Determine how many lines in the records include "There". Write the number and nothing more.

====== Provided information ======

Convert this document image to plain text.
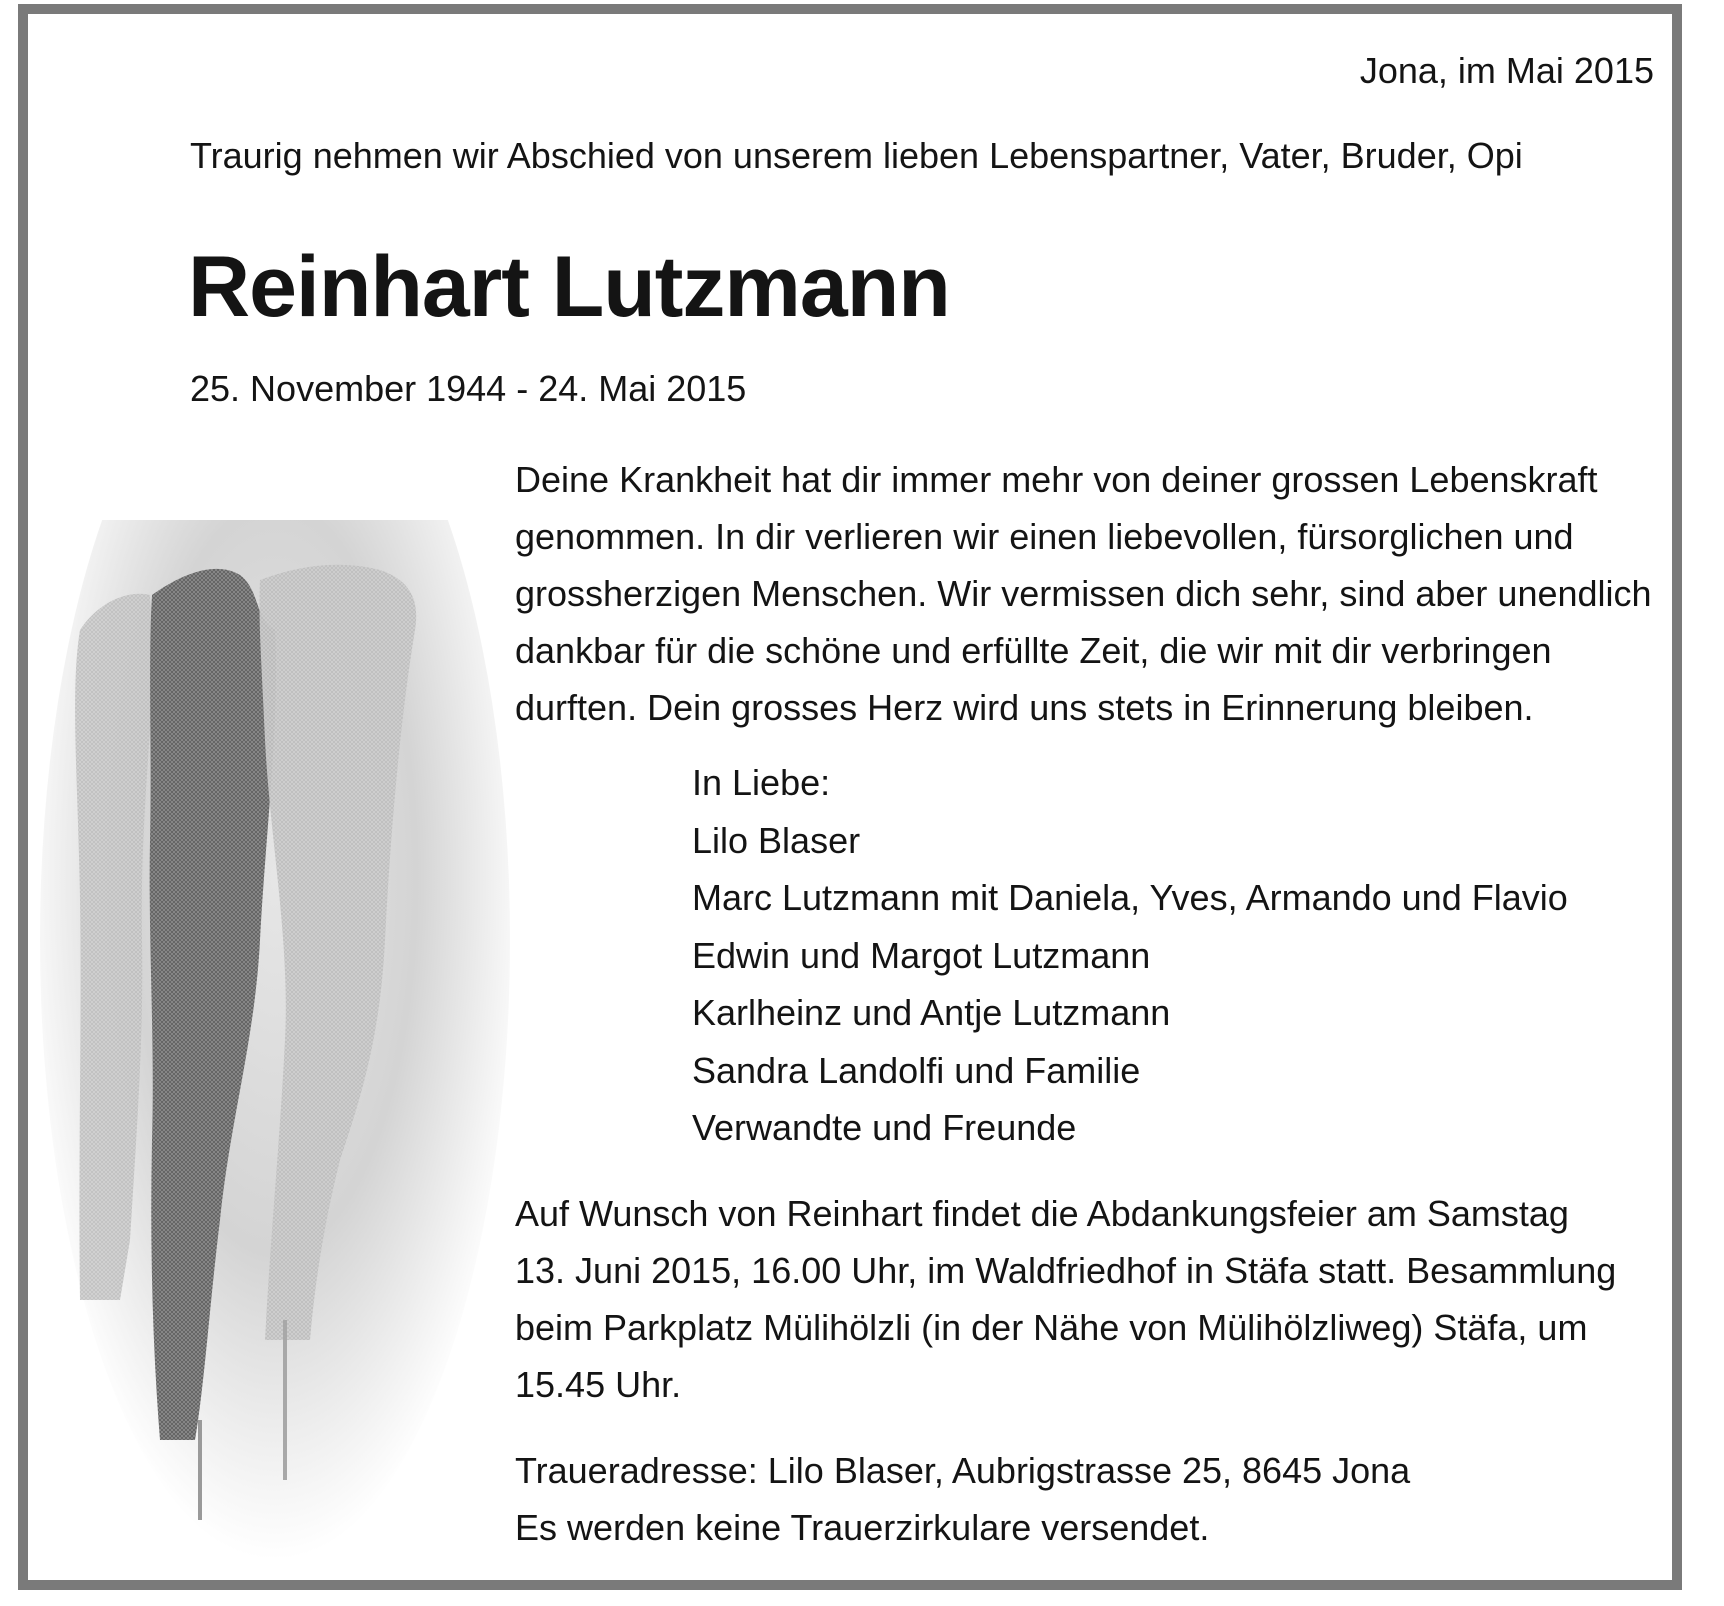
Jona, im Mai 2015
Traurig nehmen wir Abschied von unserem lieben Lebenspartner, Vater, Bruder, Opi
Reinhart Lutzmann
25. November 1944 - 24. Mai 2015
Deine Krankheit hat dir immer mehr von deiner grossen Lebenskraft
genommen. In dir verlieren wir einen liebevollen, fürsorglichen und
grossherzigen Menschen. Wir vermissen dich sehr, sind aber unendlich
dankbar für die schöne und erfüllte Zeit, die wir mit dir verbringen
durften. Dein grosses Herz wird uns stets in Erinnerung bleiben.
In Liebe:
Lilo Blaser
Marc Lutzmann mit Daniela, Yves, Armando und Flavio
Edwin und Margot Lutzmann
Karlheinz und Antje Lutzmann
Sandra Landolfi und Familie
Verwandte und Freunde
Auf Wunsch von Reinhart findet die Abdankungsfeier am Samstag
13. Juni 2015, 16.00 Uhr, im Waldfriedhof in Stäfa statt. Besammlung
beim Parkplatz Mülihölzli (in der Nähe von Mülihölzliweg) Stäfa, um
15.45 Uhr.
Traueradresse: Lilo Blaser, Aubrigstrasse 25, 8645 Jona
Es werden keine Trauerzirkulare versendet.
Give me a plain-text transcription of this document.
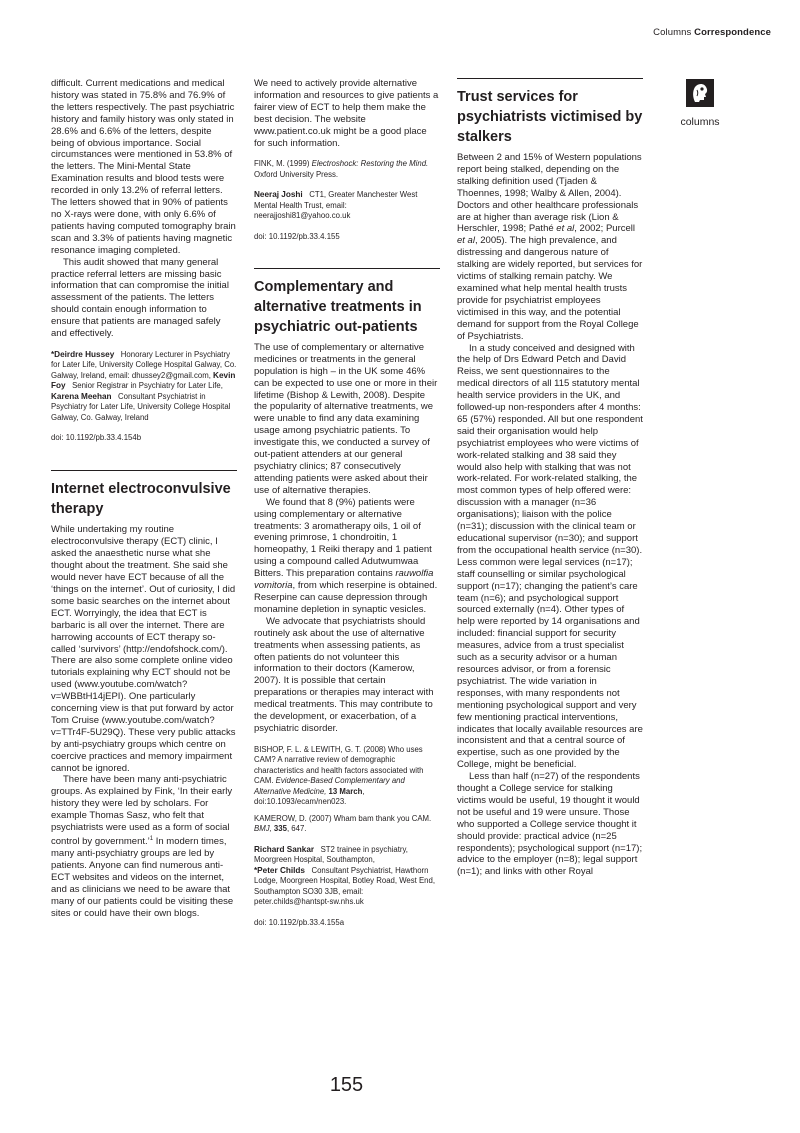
Columns Correspondence

difficult. Current medications and medical history was stated in 75.8% and 76.9% of the letters respectively. The past psychiatric history and family history was only stated in 28.6% and 6.6% of the letters, despite being of obvious importance. Social circumstances were mentioned in 53.8% of the letters. The Mini-Mental State Examination results and blood tests were recorded in only 13.2% of referral letters. The letters showed that in 90% of patients no X-rays were done, with only 6.6% of patients having computed tomography brain scan and 3.3% of patients having magnetic resonance imaging completed.

This audit showed that many general practice referral letters are missing basic information that can compromise the initial assessment of the patients. The letters should contain enough information to ensure that patients are managed safely and effectively.

*Deirdre Hussey Honorary Lecturer in Psychiatry for Later Life, University College Hospital Galway, Co. Galway, Ireland, email: dhussey2@gmail.com, Kevin Foy Senior Registrar in Psychiatry for Later Life,   Karena Meehan Consultant Psychiatrist in Psychiatry for Later Life, University College Hospital Galway, Co. Galway, Ireland

doi: 10.1192/pb.33.4.154b

Internet electroconvulsive therapy

While undertaking my routine electroconvulsive therapy (ECT) clinic, I asked the anaesthetic nurse what she thought about the treatment. She said she would never have ECT because of all the ‘things on the internet’. Out of curiosity, I did some basic searches on the internet about ECT. Worryingly, the idea that ECT is barbaric is all over the internet. There are harrowing accounts of ECT therapy so-called ‘survivors’ (http://endofshock.com/). There are also some complete online video tutorials explaining why ECT should not be used (www.youtube.com/watch?v=WBBtH14jEPI). One particularly concerning view is that put forward by actor Tom Cruise (www.youtube.com/watch?v=TTr4F-5U29Q). These very public attacks by anti-psychiatry groups which centre on coercive practices and memory impairment cannot be ignored.

There have been many anti-psychiatric groups. As explained by Fink, ‘In their early history they were led by scholars. For example Thomas Sasz, who felt that psychiatrists were used as a form of social control by government.’$^1$ In modern times, many anti-psychiatry groups are led by patients. Anyone can find numerous anti-ECT websites and videos on the internet, and as clinicians we need to be aware that many of our patients could be visiting these sites or could have their own blogs.

We need to actively provide alternative information and resources to give patients a fairer view of ECT to help them make the best decision. The website www.patient.co.uk might be a good place for such information.

FINK, M. (1999) Electroshock: Restoring the Mind. Oxford University Press.

Neeraj Joshi CT1, Greater Manchester West Mental Health Trust, email: neerajjoshi81@yahoo.co.uk

doi: 10.1192/pb.33.4.155

Complementary and alternative treatments in psychiatric out-patients

The use of complementary or alternative medicines or treatments in the general population is high – in the UK some 46% can be expected to use one or more in their lifetime (Bishop & Lewith, 2008). Despite the popularity of alternative treatments, we were unable to find any data examining usage among psychiatric patients. To investigate this, we conducted a survey of out-patient attenders at our general psychiatry clinics; 87 consecutively attending patients were asked about their use of alternative therapies.

We found that 8 (9%) patients were using complementary or alternative treatments: 3 aromatherapy oils, 1 oil of evening primrose, 1 chondroitin, 1 homeopathy, 1 Reiki therapy and 1 patient using a compound called Adutwumwaa Bitters. This preparation contains rauwolfia vomitoria, from which reserpine is obtained. Reserpine can cause depression through monamine depletion in synaptic vesicles.

We advocate that psychiatrists should routinely ask about the use of alternative treatments when assessing patients, as often patients do not volunteer this information to their doctors (Kamerow, 2007). It is possible that certain preparations or therapies may interact with medical treatments. This may contribute to the development, or exacerbation, of a psychiatric disorder.

BISHOP, F. L. & LEWITH, G. T. (2008) Who uses CAM? A narrative review of demographic characteristics and health factors associated with CAM. Evidence-Based Complementary and Alternative Medicine, 13 March, doi:10.1093/ecam/nen023.

KAMEROW, D. (2007) Wham bam thank you CAM. BMJ, 335, 647.

Richard Sankar ST2 trainee in psychiatry, Moorgreen Hospital, Southampton,
*Peter Childs Consultant Psychiatrist, Hawthorn Lodge, Moorgreen Hospital, Botley Road, West End, Southampton SO30 3JB, email: peter.childs@hantspt-sw.nhs.uk

doi: 10.1192/pb.33.4.155a

Trust services for psychiatrists victimised by stalkers

Between 2 and 15% of Western populations report being stalked, depending on the stalking definition used (Tjaden & Thoennes, 1998; Walby & Allen, 2004). Doctors and other healthcare professionals are at higher than average risk (Lion & Herschler, 1998; Pathé et al, 2002; Purcell et al, 2005). The high prevalence, and distressing and dangerous nature of stalking are widely reported, but services for victims of stalking remain patchy. We examined what help mental health trusts provide for psychiatrist employees victimised in this way, and the potential demand for support from the Royal College of Psychiatrists.

In a study conceived and designed with the help of Drs Edward Petch and David Reiss, we sent questionnaires to the medical directors of all 115 statutory mental health service providers in the UK, and followed-up non-responders after 4 months: 65 (57%) responded. All but one respondent said their organisation would help psychiatrist employees who were victims of work-related stalking and 38 said they would also help with stalking that was not work-related. For work-related stalking, the most common types of help offered were: discussion with a manager (n=36 organisations); liaison with the police (n=31); discussion with the clinical team or educational supervisor (n=30); and support from the occupational health service (n=30). Less common were legal services (n=17); staff counselling or similar psychological support (n=17); changing the patient’s care team (n=6); and psychological support sourced externally (n=4). Other types of help were reported by 14 organisations and included: financial support for security measures, advice from a trust specialist such as a security advisor or a human resources advisor, or from a forensic psychiatrist. The wide variation in responses, with many respondents not mentioning psychological support and very few mentioning practical interventions, indicates that locally available resources are inconsistent and that a central source of expertise, such as one provided by the College, might be beneficial.

Less than half (n=27) of the respondents thought a College service for stalking victims would be useful, 19 thought it would not be useful and 19 were unsure. Those who supported a College service thought it should provide: practical advice (n=25 respondents); psychological support (n=17); advice to the employer (n=8); legal support (n=1); and links with other Royal

columns
155
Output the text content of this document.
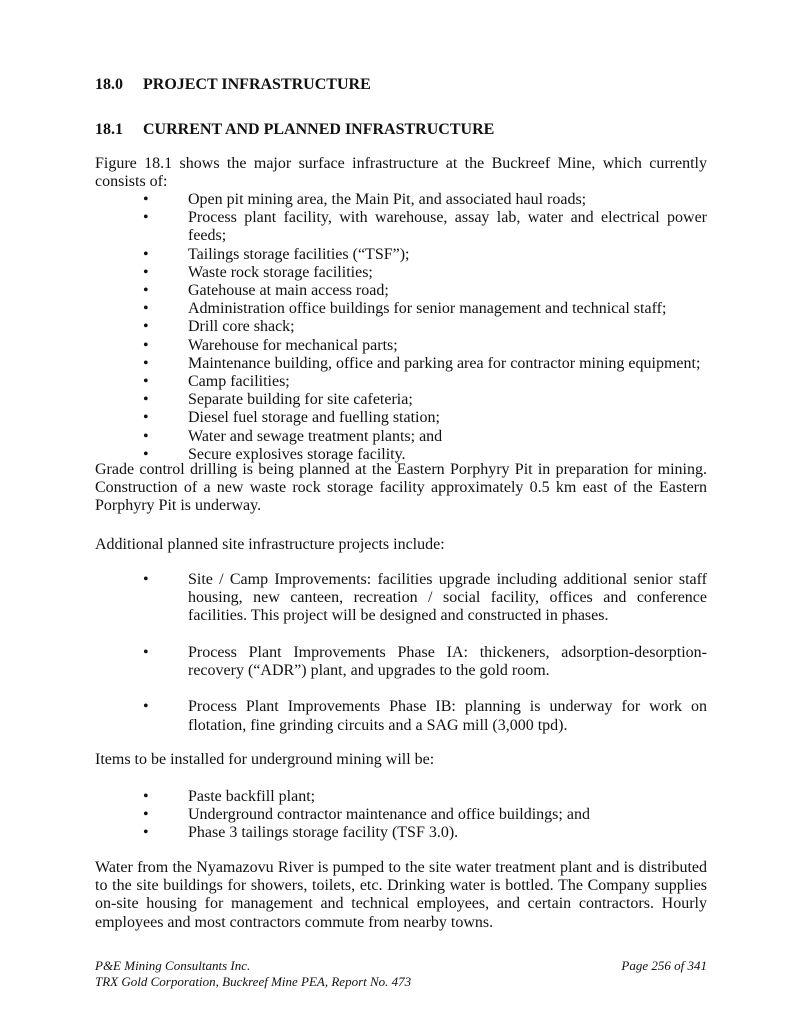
18.0 PROJECT INFRASTRUCTURE
18.1 CURRENT AND PLANNED INFRASTRUCTURE

Figure 18.1 shows the major surface infrastructure at the Buckreef Mine, which currently consists of:

• Open pit mining area, the Main Pit, and associated haul roads;
• Process plant facility, with warehouse, assay lab, water and electrical power feeds;
• Tailings storage facilities (“TSF”);
• Waste rock storage facilities;
• Gatehouse at main access road;
• Administration office buildings for senior management and technical staff;
• Drill core shack;
• Warehouse for mechanical parts;
• Maintenance building, office and parking area for contractor mining equipment;
• Camp facilities;
• Separate building for site cafeteria;
• Diesel fuel storage and fuelling station;
• Water and sewage treatment plants; and
• Secure explosives storage facility.

Grade control drilling is being planned at the Eastern Porphyry Pit in preparation for mining. Construction of a new waste rock storage facility approximately 0.5 km east of the Eastern Porphyry Pit is underway.

Additional planned site infrastructure projects include:

• Site / Camp Improvements: facilities upgrade including additional senior staff housing, new canteen, recreation / social facility, offices and conference facilities. This project will be designed and constructed in phases.
• Process Plant Improvements Phase IA: thickeners, adsorption-desorption-recovery (“ADR”) plant, and upgrades to the gold room.
• Process Plant Improvements Phase IB: planning is underway for work on flotation, fine grinding circuits and a SAG mill (3,000 tpd).

Items to be installed for underground mining will be:

• Paste backfill plant;
• Underground contractor maintenance and office buildings; and
• Phase 3 tailings storage facility (TSF 3.0).

Water from the Nyamazovu River is pumped to the site water treatment plant and is distributed to the site buildings for showers, toilets, etc. Drinking water is bottled. The Company supplies on-site housing for management and technical employees, and certain contractors. Hourly employees and most contractors commute from nearby towns.

P&E Mining Consultants Inc.
TRX Gold Corporation, Buckreef Mine PEA, Report No. 473
Page 256 of 341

======

- [Finished exercise] 2